» Dataset records

* begin *

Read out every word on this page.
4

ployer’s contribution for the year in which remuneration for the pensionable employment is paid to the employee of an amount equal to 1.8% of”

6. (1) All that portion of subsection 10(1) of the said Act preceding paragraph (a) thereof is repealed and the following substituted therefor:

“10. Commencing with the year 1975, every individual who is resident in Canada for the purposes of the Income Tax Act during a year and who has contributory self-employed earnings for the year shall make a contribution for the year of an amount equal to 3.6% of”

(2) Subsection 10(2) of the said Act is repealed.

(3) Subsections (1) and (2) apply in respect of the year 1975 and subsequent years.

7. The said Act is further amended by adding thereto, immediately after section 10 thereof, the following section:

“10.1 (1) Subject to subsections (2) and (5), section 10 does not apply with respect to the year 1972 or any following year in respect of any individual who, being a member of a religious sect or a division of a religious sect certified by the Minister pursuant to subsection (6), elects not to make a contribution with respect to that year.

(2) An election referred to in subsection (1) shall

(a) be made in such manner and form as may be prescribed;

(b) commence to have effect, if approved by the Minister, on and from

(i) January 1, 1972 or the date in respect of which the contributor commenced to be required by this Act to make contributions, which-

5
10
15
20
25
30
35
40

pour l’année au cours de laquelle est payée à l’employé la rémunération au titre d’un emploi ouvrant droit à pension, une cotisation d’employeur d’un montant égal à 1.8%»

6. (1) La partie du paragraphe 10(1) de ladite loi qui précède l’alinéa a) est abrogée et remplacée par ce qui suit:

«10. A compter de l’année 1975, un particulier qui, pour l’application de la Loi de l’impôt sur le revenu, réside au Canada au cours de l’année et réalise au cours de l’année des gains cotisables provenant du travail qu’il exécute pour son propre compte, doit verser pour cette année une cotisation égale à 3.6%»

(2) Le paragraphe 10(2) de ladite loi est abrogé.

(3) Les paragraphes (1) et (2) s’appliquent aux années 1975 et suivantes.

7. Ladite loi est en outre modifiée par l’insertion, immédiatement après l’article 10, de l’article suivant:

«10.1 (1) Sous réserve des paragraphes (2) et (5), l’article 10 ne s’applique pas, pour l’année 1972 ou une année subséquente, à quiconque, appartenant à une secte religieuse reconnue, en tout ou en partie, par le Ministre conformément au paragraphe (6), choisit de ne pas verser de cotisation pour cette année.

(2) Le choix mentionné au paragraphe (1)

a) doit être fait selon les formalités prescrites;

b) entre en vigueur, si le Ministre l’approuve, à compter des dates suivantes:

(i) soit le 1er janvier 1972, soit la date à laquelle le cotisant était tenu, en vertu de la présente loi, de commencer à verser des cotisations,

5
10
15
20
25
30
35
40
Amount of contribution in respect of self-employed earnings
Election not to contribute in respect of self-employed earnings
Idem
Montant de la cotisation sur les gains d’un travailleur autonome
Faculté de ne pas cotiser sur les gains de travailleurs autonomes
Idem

* end *

» Goal
Lines containing the word "self" are to be tallied; report only the total.

» Task output
3